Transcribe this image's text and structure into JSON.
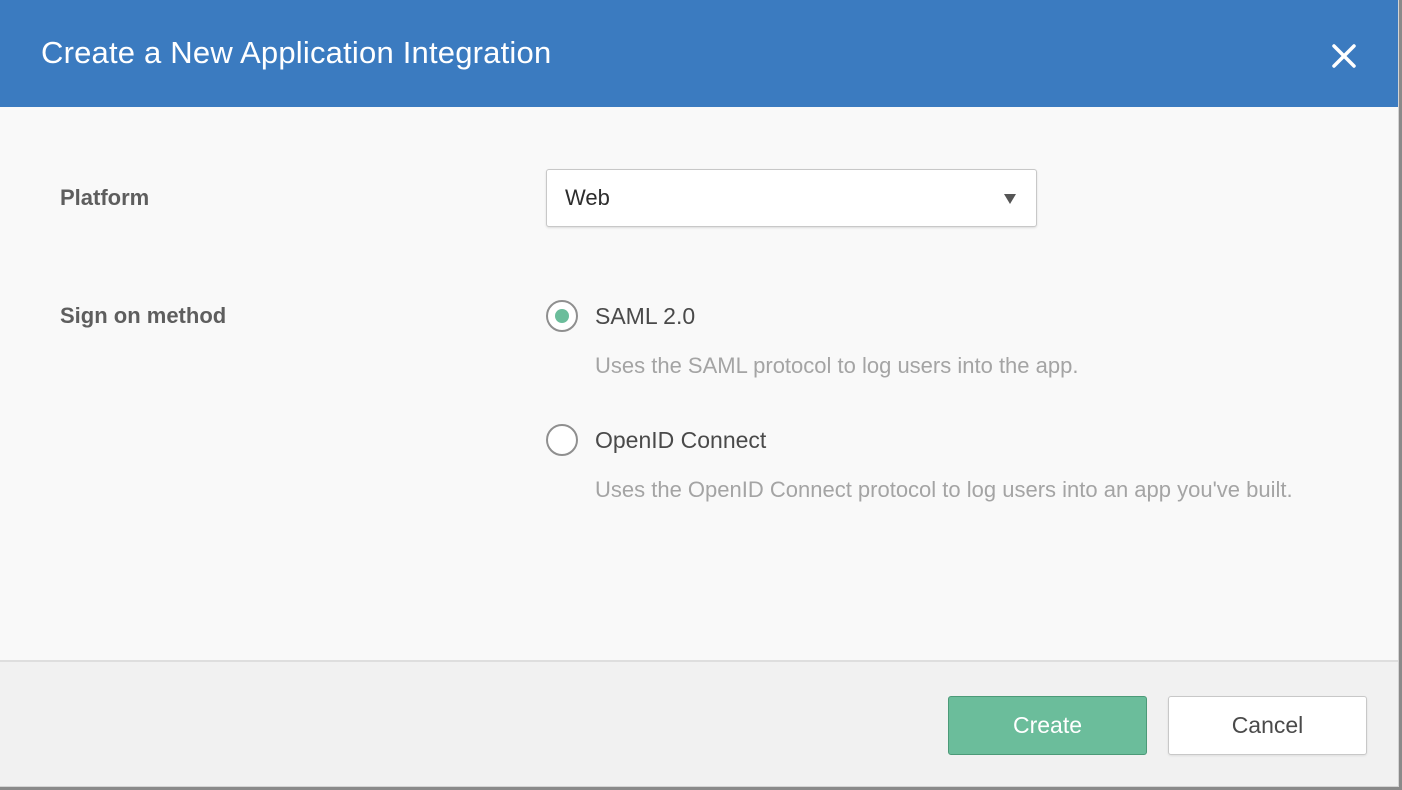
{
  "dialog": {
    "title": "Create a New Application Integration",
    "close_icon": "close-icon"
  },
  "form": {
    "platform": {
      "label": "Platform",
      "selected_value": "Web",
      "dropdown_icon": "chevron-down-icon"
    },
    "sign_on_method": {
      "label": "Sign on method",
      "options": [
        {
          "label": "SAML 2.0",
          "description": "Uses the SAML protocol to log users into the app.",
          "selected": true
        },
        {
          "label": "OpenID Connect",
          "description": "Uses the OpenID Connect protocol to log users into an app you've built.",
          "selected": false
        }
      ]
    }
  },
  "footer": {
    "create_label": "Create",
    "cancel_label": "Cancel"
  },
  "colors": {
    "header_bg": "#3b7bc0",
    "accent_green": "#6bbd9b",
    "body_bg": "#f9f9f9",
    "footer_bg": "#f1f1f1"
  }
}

▸ **Exercise prompt**: Find each line holding the word "description" and copy it.

▸ **Reply**:
          "description": "Uses the SAML protocol to log users into the app.",
          "description": "Uses the OpenID Connect protocol to log users into an app you've built.",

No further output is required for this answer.